**YOUR INSTRUCTIONS**
Report how many lines of the records below include the word "additional". Give nothing but the number.
^^^^
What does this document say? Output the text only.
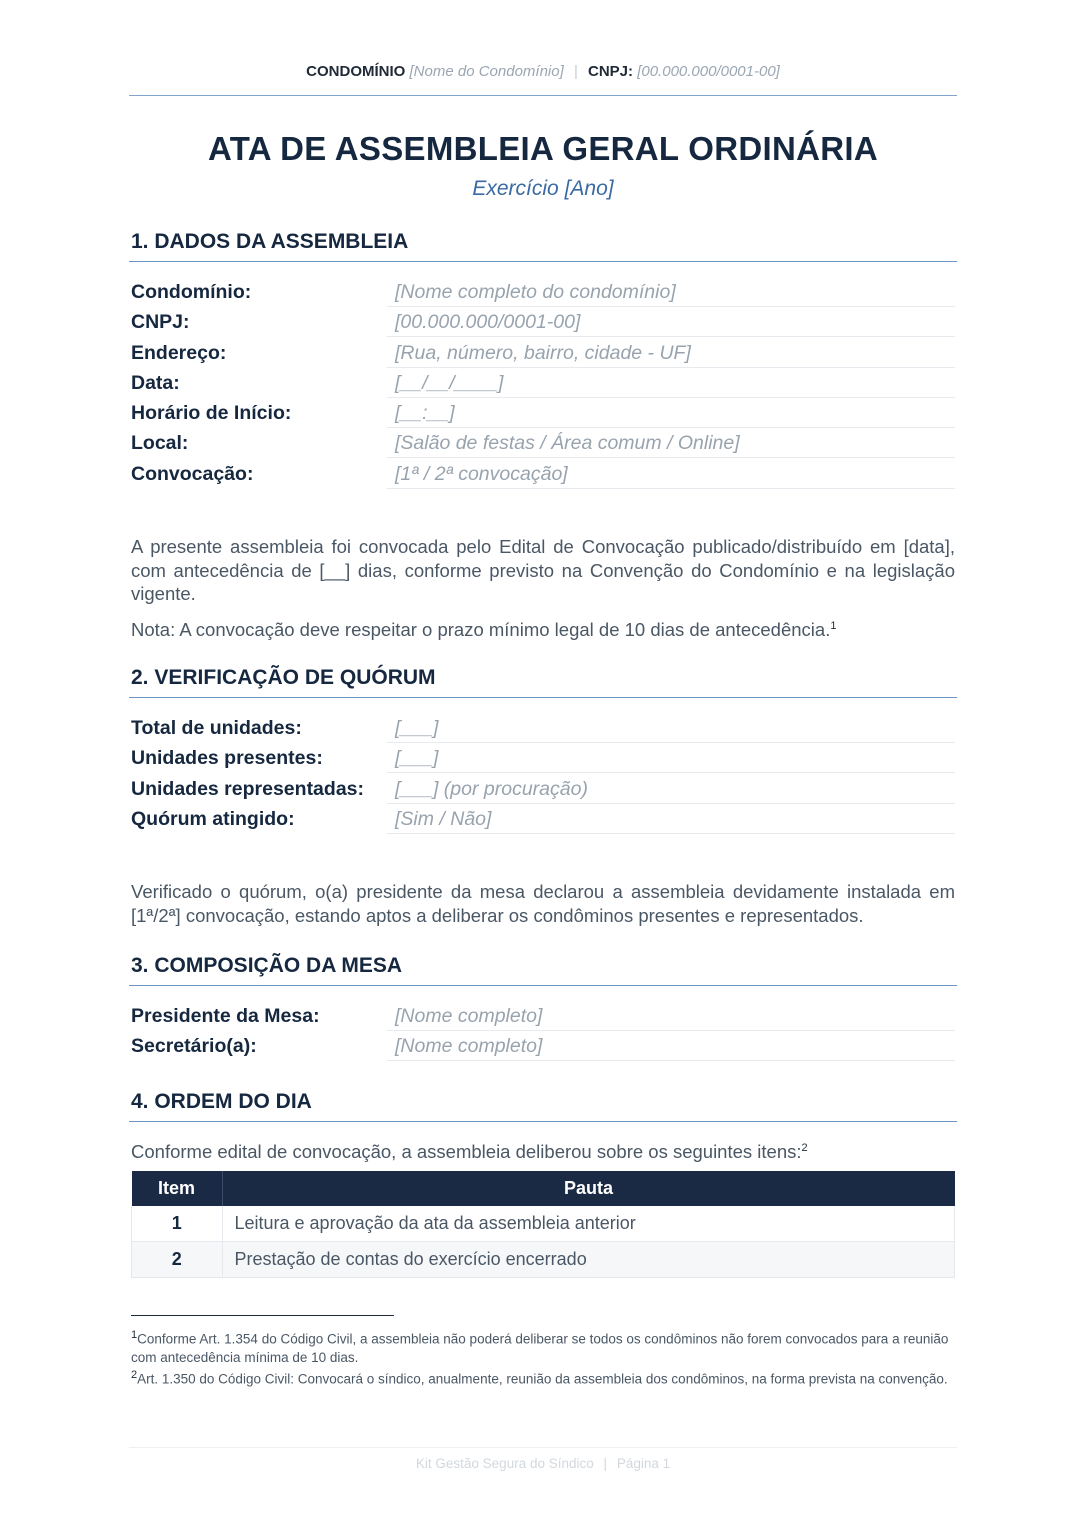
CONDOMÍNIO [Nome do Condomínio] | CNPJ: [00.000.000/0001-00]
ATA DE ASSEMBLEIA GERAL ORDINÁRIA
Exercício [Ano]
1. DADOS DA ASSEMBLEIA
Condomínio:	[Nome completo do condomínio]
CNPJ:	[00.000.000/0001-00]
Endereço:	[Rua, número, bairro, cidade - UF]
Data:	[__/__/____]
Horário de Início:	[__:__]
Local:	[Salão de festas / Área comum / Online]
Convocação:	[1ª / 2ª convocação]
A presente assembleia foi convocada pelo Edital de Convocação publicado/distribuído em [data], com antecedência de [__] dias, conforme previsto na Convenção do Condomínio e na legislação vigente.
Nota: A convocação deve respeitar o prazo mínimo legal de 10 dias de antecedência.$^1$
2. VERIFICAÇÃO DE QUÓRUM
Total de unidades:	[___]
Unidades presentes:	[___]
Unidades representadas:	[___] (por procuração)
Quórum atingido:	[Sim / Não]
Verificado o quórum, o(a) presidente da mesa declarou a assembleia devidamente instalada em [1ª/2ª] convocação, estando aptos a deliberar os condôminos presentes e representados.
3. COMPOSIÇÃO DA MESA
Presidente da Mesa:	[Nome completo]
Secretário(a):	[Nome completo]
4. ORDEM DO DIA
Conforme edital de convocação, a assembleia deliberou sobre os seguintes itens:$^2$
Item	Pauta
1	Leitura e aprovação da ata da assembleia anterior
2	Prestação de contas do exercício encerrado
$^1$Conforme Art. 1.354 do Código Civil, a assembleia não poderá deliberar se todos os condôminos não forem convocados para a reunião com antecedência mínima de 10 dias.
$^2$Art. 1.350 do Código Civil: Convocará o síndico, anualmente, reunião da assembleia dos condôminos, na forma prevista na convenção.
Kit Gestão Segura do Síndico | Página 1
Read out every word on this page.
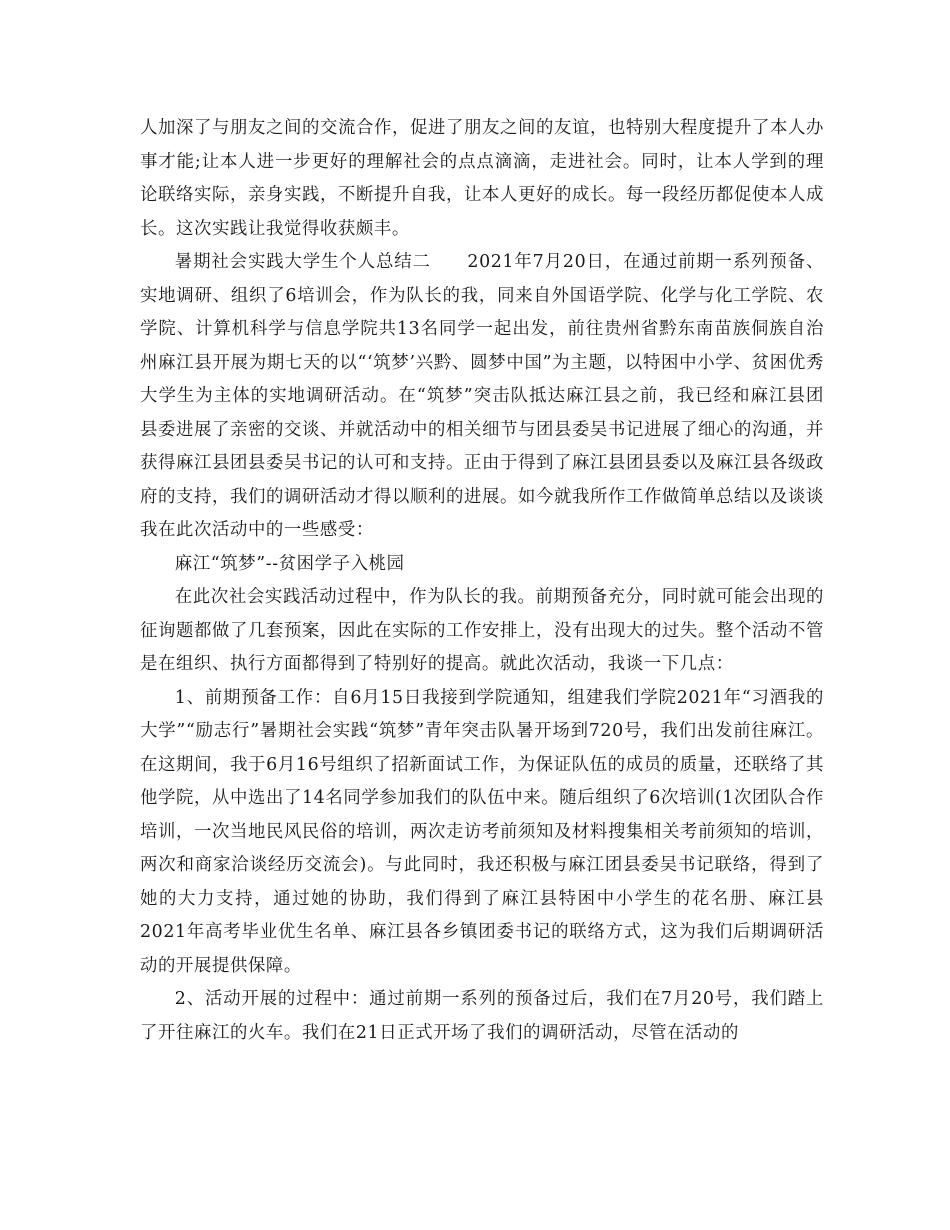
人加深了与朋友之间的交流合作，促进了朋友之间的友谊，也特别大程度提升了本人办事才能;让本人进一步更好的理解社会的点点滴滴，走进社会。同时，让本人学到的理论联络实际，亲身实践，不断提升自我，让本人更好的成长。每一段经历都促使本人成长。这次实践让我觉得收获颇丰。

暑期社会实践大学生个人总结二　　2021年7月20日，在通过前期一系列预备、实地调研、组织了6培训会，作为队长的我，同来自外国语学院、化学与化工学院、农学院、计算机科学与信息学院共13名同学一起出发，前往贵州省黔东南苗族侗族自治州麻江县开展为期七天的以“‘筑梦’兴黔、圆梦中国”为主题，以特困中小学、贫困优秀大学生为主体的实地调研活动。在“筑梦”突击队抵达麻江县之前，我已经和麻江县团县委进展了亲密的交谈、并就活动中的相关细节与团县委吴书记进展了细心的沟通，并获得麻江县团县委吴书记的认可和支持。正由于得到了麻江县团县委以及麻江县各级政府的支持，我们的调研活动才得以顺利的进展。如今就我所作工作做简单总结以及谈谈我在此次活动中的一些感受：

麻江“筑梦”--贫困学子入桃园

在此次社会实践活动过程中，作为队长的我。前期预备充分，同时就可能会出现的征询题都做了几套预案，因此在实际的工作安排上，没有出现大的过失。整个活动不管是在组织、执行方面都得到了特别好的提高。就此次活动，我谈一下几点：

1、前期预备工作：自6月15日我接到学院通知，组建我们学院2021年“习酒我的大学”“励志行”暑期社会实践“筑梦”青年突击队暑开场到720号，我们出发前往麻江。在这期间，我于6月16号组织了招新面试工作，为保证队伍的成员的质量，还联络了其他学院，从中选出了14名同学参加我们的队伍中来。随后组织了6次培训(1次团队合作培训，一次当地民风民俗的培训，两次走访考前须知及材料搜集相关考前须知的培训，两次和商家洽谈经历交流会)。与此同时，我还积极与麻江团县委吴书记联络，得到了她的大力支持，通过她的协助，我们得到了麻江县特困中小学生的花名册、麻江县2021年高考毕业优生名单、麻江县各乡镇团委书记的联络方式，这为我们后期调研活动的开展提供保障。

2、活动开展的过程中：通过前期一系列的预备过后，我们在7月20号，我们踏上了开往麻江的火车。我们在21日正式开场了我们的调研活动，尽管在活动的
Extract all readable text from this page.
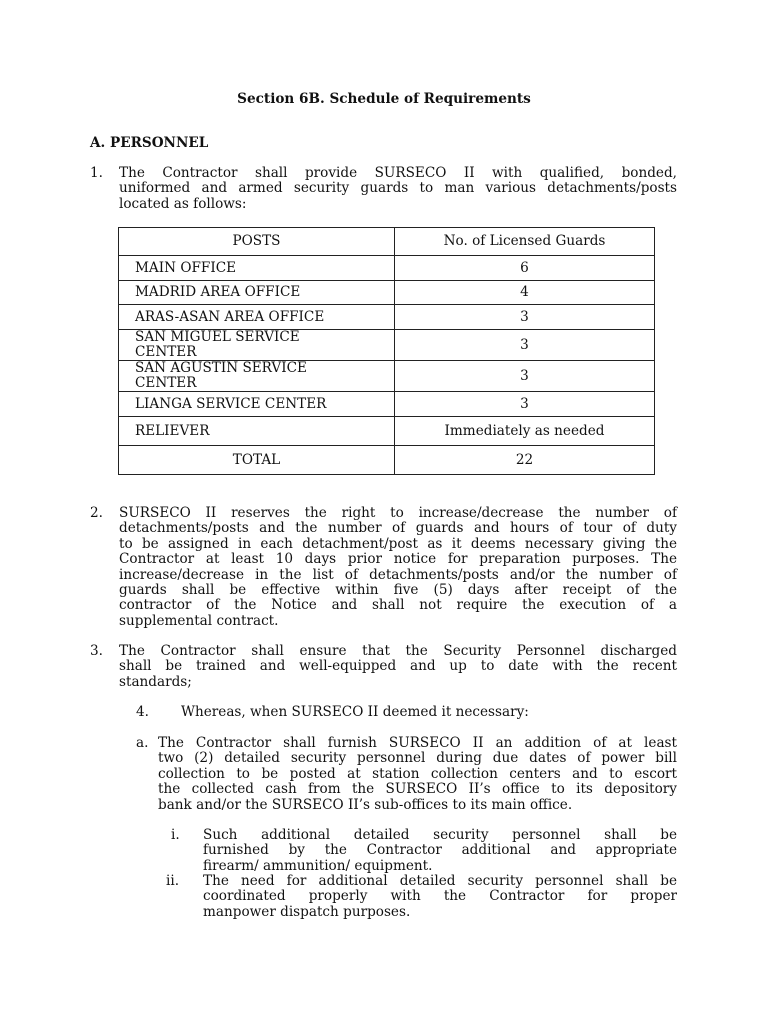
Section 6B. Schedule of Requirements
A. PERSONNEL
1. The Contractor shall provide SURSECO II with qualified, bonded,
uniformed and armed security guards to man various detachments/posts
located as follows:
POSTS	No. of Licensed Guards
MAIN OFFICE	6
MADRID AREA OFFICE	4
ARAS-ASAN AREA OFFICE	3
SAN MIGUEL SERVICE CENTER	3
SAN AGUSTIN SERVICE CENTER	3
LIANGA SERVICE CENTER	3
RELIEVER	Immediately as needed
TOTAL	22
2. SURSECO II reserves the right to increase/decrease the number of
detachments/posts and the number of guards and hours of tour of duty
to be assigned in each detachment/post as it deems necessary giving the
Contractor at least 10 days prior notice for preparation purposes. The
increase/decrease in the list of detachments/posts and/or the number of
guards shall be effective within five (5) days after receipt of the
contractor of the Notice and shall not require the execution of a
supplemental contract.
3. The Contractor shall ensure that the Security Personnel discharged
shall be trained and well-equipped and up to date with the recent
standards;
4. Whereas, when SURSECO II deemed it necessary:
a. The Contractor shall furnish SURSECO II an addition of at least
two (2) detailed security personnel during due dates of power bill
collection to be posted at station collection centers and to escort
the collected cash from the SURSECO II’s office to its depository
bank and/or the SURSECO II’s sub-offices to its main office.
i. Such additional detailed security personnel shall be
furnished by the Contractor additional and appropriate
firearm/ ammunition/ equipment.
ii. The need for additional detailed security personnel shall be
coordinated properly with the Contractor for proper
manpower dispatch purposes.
^^^^
**RESPONSE**
3